Zu erledigende Aufgaben:
1 - Übersetze bitte den Satz „Diese Worte sind kein leeres Poltern.“ aus dem Auszug ins Englische.
2 - Kopiere aus dem Auszug wortgetreu den Abschnitt, der bei den Worten „Die Nachricht schlägt“ beginnt und nach den Worten „Geld da ist.“ endet.

:: Textauszug

“Generation Faulenz”: Ein SPD-Landrat bricht das Tabu – und legt den Finger in die Wunde des Bürgergeld-Systems
Es ist ein politischer Paukenschlag, der das Fundament der deutschen Sozialdebatte erschüttert. Und er kommt aus einer Richtung, aus der ihn wohl die wenigsten erwartet hätten. Nicht von der Opposition, nicht von Wirtschaftsverbänden, sondern aus dem Herzen der Sozialdemokratie. Matthias Jendricke, SPD-Landrat im thüringischen Nordhausen, hat ein Tabu gebrochen. Mit einer einzigen, provokanten Aussage hat er eine Lawine losgetreten: “Wir züchten eine Generation von Faulänzern.”
Diese Worte sind kein leeres Poltern. Sie sind das Fundament einer neuen, radikalen Maßnahme in seinem Landkreis. Jendricke hat die Nase voll. Voll von jungen Menschen, die sich im sozialen Netz einrichten, ohne jemals einen Fuß in den Arbeitsmarkt gesetzt zu haben. Voll von einem System, das seiner Meinung nach die falschen Anreize setzt. Seine Antwort: die Einführung einer “Arbeitspflicht” für Bürgergeld-Empfänger.
Die Nachricht schlägt ein wie eine Bombe, denn sie rüttelt an den Grundfesten dessen, was die SPD – die Partei von Hartz IV und dem späteren Bürgergeld – als soziale Gerechtigkeit definiert. Doch Jendricke ist kein Berliner Ideologe. Er ist Kommunalpolitiker. Er sitzt an der Quelle. Er ist derjenige, der die Rechnungen am Ende des Monats auf dem Tisch hat und den Bürgern vor Ort erklären muss, warum für nichts mehr Geld da ist.

::::
:: Auszug aus Datensatz

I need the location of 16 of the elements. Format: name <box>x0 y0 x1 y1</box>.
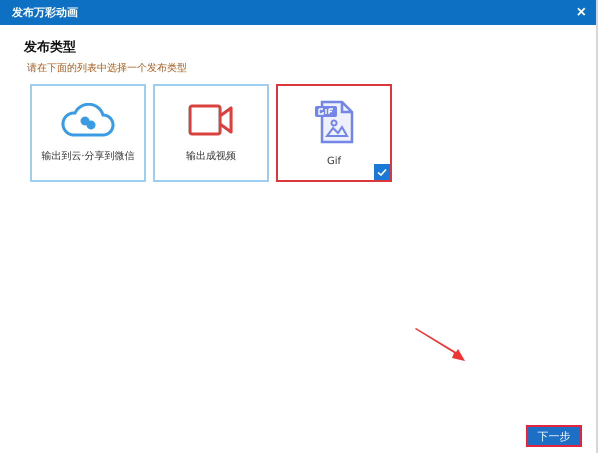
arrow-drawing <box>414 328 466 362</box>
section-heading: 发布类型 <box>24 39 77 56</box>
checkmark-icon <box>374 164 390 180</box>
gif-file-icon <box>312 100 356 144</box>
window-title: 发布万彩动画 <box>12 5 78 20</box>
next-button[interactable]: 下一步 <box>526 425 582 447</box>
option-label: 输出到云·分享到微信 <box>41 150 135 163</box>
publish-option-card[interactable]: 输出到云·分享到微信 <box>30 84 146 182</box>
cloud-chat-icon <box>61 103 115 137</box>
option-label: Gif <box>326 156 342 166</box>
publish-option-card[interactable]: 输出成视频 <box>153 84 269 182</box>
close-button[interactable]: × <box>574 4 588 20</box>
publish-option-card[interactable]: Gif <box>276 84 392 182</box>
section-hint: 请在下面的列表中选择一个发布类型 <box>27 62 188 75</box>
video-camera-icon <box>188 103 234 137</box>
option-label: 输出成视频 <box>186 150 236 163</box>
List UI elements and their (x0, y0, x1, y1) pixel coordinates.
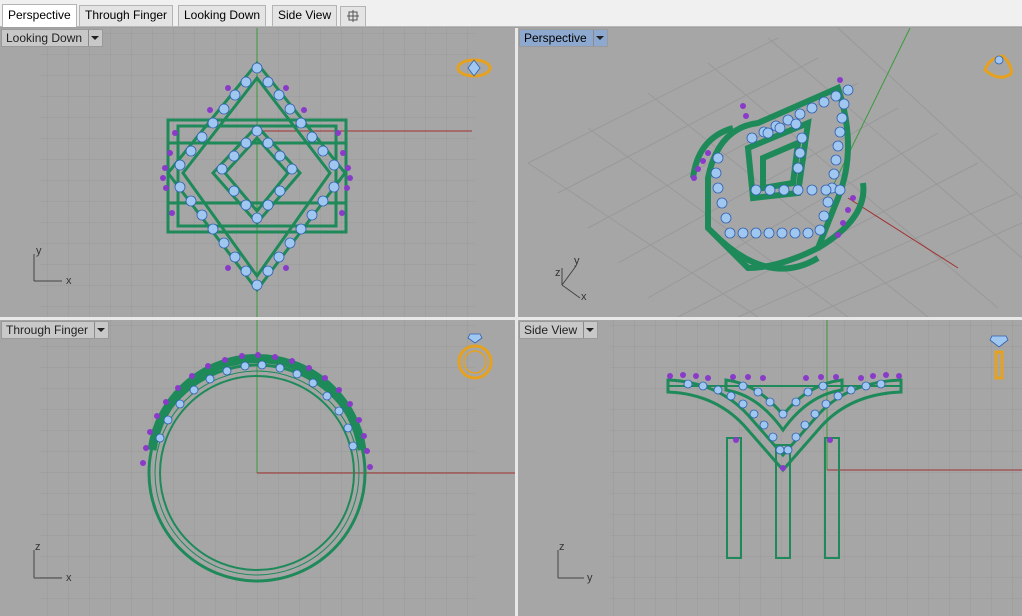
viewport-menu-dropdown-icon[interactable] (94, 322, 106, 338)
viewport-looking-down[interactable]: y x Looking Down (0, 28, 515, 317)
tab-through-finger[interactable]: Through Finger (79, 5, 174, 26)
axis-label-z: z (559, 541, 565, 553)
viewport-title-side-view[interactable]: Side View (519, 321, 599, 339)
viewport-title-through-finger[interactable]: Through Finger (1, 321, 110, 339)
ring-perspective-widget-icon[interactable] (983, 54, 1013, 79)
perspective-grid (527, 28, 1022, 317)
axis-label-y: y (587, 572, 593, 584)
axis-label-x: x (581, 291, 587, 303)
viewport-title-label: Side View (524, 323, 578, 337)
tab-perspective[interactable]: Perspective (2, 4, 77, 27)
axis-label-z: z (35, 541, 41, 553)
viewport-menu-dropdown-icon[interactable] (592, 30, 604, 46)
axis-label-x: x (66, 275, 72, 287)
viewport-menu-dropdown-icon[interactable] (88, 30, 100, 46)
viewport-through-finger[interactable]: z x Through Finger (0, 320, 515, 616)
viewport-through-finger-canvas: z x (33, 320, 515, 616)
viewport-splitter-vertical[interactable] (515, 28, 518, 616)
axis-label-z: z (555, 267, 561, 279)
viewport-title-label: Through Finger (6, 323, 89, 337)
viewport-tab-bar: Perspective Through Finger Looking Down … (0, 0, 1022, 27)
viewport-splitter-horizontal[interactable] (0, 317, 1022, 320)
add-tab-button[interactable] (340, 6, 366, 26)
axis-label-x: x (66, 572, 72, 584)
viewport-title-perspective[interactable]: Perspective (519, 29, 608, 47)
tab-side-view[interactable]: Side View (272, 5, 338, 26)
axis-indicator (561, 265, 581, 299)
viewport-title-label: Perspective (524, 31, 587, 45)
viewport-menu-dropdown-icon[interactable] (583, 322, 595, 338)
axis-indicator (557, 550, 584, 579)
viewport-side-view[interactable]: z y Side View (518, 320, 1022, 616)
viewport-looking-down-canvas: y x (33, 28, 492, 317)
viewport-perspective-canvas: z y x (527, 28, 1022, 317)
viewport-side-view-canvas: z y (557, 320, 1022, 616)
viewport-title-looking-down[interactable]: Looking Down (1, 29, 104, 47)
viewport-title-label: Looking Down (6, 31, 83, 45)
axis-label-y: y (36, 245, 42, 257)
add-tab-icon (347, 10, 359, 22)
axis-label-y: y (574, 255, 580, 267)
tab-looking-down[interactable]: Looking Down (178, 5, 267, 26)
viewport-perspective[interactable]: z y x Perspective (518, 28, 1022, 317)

::::
:: Auszug aus Datensatz

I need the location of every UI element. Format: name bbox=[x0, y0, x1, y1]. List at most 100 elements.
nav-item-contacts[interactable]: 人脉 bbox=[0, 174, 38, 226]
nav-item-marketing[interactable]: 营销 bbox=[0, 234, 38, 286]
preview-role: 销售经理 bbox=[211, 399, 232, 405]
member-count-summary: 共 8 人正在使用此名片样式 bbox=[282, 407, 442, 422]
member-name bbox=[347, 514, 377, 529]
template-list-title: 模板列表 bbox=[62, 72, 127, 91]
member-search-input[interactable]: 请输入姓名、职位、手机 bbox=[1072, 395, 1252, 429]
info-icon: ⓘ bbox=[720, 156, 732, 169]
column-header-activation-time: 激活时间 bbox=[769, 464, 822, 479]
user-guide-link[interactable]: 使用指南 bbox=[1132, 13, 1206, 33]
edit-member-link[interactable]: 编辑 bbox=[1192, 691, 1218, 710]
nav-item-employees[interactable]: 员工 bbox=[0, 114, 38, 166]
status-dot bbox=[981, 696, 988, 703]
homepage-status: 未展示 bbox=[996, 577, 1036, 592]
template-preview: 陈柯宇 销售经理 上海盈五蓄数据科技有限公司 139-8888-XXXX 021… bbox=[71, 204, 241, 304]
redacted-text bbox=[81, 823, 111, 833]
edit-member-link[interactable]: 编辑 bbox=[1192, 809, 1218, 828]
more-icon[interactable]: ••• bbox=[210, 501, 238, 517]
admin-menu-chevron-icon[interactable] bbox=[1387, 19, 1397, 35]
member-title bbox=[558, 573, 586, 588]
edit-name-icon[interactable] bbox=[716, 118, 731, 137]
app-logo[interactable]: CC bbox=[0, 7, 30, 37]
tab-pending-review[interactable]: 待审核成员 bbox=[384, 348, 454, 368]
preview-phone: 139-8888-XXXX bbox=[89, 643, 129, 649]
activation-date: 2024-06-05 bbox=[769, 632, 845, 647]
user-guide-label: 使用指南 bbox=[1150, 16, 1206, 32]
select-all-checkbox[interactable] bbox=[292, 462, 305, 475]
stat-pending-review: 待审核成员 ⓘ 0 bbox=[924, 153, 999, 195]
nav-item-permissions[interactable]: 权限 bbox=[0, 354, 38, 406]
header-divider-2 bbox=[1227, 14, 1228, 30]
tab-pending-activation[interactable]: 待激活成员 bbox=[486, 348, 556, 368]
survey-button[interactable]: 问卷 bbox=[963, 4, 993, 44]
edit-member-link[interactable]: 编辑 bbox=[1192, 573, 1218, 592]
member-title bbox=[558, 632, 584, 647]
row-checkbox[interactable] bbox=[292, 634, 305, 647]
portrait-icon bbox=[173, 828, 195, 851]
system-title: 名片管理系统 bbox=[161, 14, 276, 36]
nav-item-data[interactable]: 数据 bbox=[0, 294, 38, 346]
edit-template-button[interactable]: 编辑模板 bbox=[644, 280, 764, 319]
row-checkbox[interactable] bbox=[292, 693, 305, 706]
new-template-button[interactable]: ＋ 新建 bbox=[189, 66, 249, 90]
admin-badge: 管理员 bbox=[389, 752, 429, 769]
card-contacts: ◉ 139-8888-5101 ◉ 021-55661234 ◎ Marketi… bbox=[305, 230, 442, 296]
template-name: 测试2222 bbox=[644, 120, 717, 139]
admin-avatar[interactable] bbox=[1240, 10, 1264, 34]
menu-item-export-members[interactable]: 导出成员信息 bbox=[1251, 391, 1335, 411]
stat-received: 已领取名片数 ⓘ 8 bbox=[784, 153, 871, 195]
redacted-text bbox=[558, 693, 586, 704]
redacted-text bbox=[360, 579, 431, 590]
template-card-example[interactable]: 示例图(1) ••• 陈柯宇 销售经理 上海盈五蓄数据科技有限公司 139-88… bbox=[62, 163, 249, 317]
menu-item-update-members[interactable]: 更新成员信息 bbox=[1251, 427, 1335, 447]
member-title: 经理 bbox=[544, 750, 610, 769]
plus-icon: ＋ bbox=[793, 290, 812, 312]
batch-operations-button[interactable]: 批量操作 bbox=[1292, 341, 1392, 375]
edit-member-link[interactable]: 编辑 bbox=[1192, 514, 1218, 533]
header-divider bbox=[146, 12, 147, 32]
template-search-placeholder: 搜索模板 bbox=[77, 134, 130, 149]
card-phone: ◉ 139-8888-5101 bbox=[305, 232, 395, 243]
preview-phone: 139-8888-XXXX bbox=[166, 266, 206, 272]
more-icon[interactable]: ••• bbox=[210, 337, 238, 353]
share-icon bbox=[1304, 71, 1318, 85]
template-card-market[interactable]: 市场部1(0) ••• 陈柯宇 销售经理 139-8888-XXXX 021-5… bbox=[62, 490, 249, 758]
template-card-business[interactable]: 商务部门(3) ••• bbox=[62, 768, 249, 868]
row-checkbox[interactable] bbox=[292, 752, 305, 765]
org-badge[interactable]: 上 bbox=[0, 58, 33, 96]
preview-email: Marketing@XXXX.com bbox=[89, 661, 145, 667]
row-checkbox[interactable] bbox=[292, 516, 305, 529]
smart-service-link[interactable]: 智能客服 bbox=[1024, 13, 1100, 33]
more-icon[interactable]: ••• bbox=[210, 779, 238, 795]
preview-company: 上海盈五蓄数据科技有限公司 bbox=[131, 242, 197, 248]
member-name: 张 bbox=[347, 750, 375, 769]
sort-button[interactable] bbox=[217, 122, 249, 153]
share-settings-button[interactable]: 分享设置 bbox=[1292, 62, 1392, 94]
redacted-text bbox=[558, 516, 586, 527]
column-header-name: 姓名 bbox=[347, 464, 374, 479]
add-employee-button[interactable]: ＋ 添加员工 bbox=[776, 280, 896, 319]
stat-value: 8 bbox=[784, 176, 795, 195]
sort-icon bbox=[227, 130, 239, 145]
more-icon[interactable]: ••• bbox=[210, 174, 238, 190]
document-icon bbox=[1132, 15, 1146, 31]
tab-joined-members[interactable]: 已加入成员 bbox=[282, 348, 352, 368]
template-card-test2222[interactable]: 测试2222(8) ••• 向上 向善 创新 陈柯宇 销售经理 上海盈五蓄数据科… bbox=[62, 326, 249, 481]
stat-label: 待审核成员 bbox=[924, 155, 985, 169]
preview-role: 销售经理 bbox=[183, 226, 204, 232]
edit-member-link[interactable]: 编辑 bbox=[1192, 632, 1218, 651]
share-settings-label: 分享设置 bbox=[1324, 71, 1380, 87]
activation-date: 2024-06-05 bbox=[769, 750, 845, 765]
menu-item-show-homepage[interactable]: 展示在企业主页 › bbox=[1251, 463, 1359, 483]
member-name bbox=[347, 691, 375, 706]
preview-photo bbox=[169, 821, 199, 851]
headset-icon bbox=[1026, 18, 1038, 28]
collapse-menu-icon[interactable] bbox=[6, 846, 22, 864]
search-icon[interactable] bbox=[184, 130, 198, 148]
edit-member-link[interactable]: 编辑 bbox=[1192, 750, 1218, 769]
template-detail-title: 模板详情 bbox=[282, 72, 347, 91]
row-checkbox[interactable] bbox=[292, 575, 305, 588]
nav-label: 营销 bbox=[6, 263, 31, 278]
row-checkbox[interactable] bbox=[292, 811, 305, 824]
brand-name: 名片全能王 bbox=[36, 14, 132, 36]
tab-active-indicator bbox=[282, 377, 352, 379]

::::

Ergebnisse der Aufgaben:
1 - These words are not empty bluster.

2 -
Die Nachricht schlägt ein wie eine Bombe, denn sie rüttelt an den Grundfesten dessen, was die SPD – die Partei von Hartz IV und dem späteren Bürgergeld – als soziale Gerechtigkeit definiert. Doch Jendricke ist kein Berliner Ideologe. Er ist Kommunalpolitiker. Er sitzt an der Quelle. Er ist derjenige, der die Rechnungen am Ende des Monats auf dem Tisch hat und den Bürgern vor Ort erklären muss, warum für nichts mehr Geld da ist.